**Goal:** Write out every entry, unchanged. Skip any picture.
** start Supplied records **
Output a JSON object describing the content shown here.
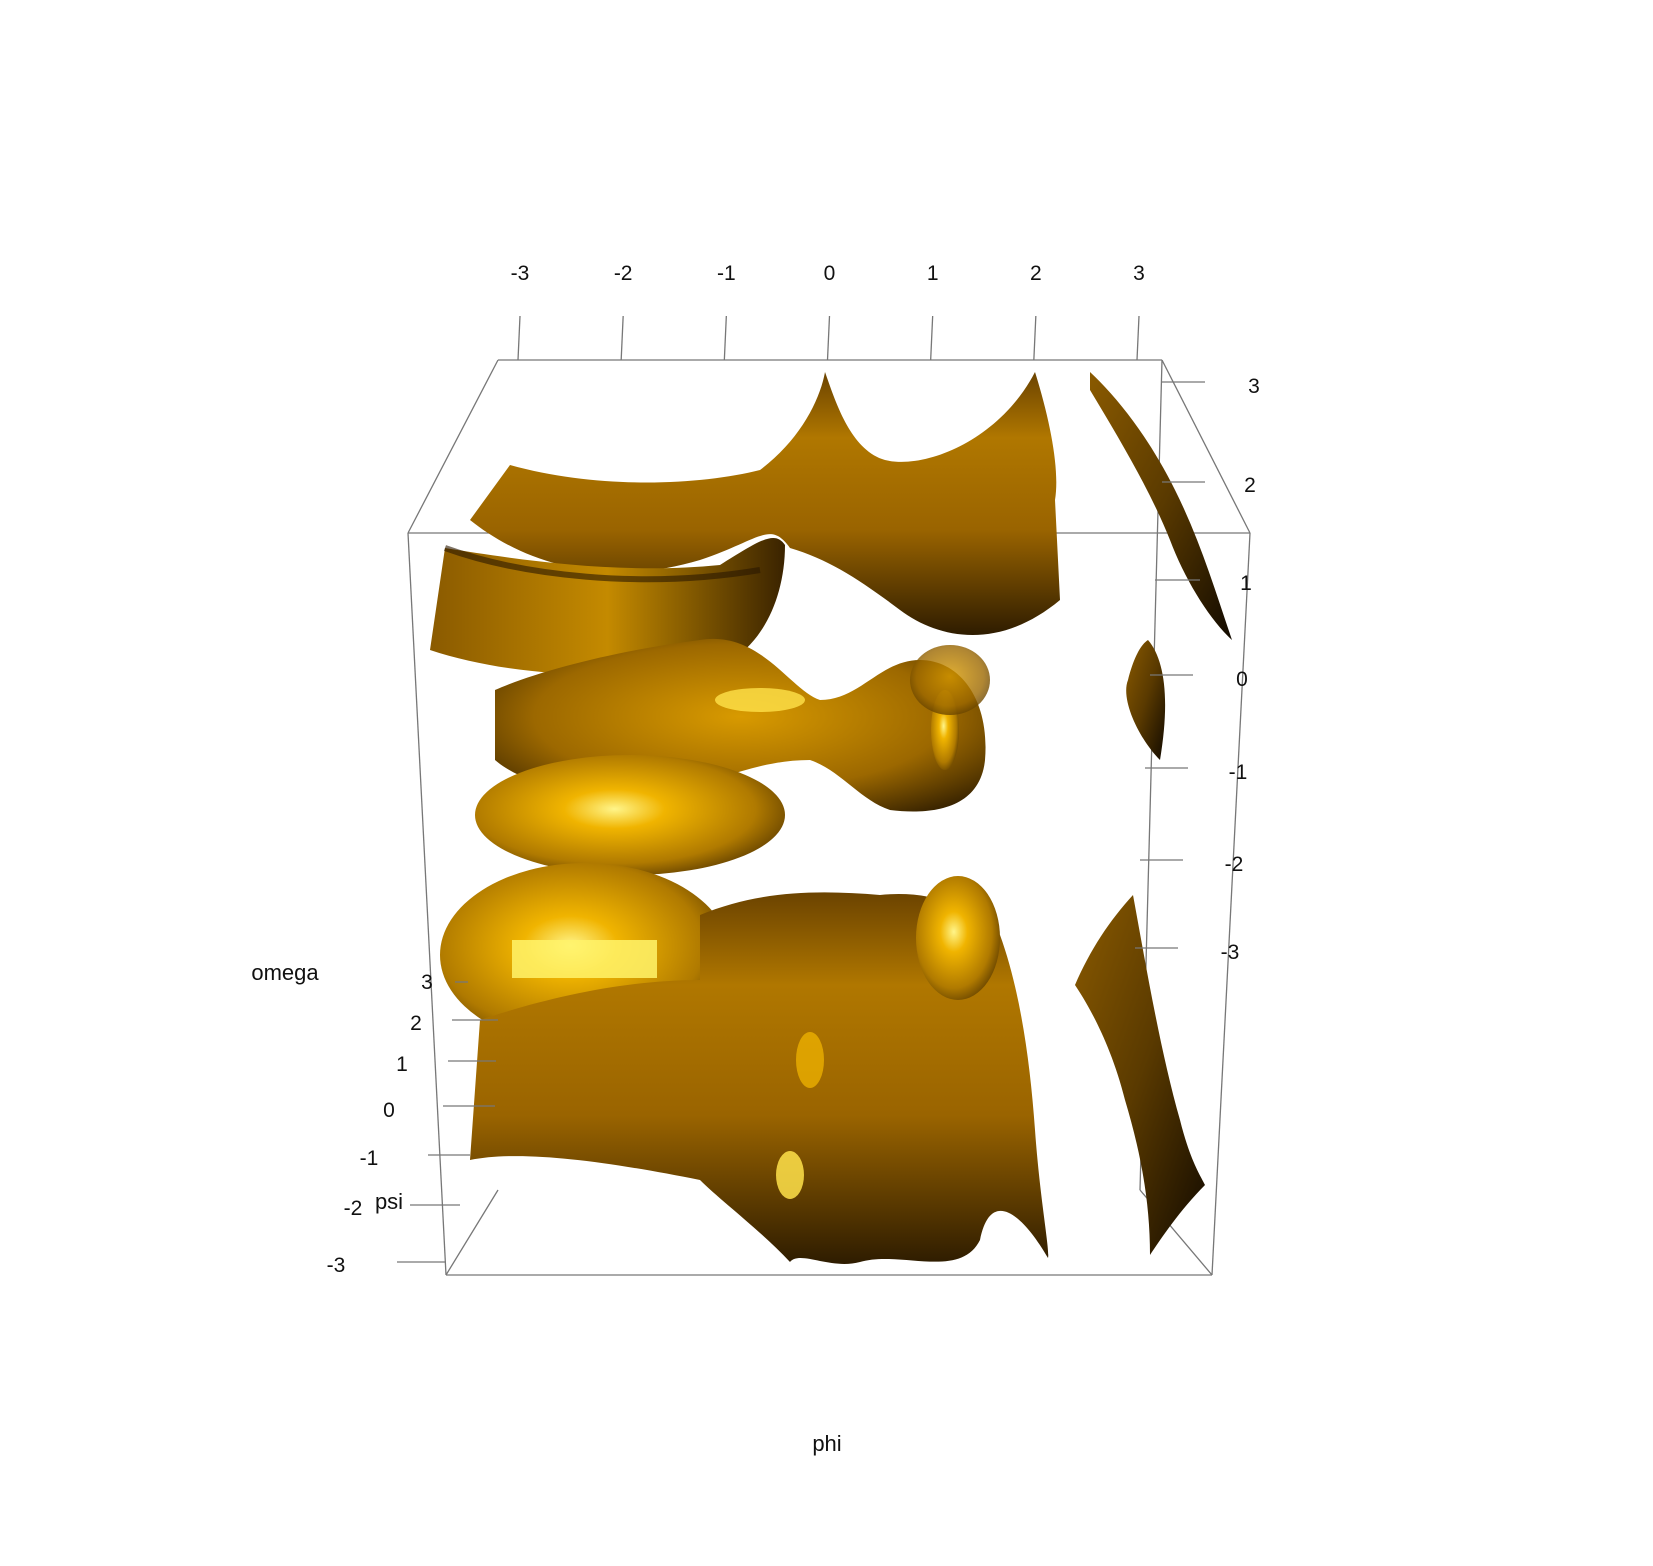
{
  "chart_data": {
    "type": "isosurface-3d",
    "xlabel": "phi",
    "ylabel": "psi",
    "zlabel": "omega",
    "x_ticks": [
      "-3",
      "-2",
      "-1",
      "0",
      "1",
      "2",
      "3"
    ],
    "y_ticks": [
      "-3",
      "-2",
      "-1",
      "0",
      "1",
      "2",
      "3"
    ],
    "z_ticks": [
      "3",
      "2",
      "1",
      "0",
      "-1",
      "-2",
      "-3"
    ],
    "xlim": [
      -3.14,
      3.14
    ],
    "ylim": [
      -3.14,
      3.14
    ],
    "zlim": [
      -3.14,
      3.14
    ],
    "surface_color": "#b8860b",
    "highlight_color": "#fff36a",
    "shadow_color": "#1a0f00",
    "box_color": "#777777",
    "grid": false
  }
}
** end Supplied records **
**The output:**
Output a JSON object describing the content shown here.
{
  "chart_data": {
    "type": "isosurface-3d",
    "xlabel": "phi",
    "ylabel": "psi",
    "zlabel": "omega",
    "x_ticks": [
      "-3",
      "-2",
      "-1",
      "0",
      "1",
      "2",
      "3"
    ],
    "y_ticks": [
      "-3",
      "-2",
      "-1",
      "0",
      "1",
      "2",
      "3"
    ],
    "z_ticks": [
      "3",
      "2",
      "1",
      "0",
      "-1",
      "-2",
      "-3"
    ],
    "xlim": [
      -3.14,
      3.14
    ],
    "ylim": [
      -3.14,
      3.14
    ],
    "zlim": [
      -3.14,
      3.14
    ],
    "surface_color": "#b8860b",
    "highlight_color": "#fff36a",
    "shadow_color": "#1a0f00",
    "box_color": "#777777",
    "grid": false
  }
}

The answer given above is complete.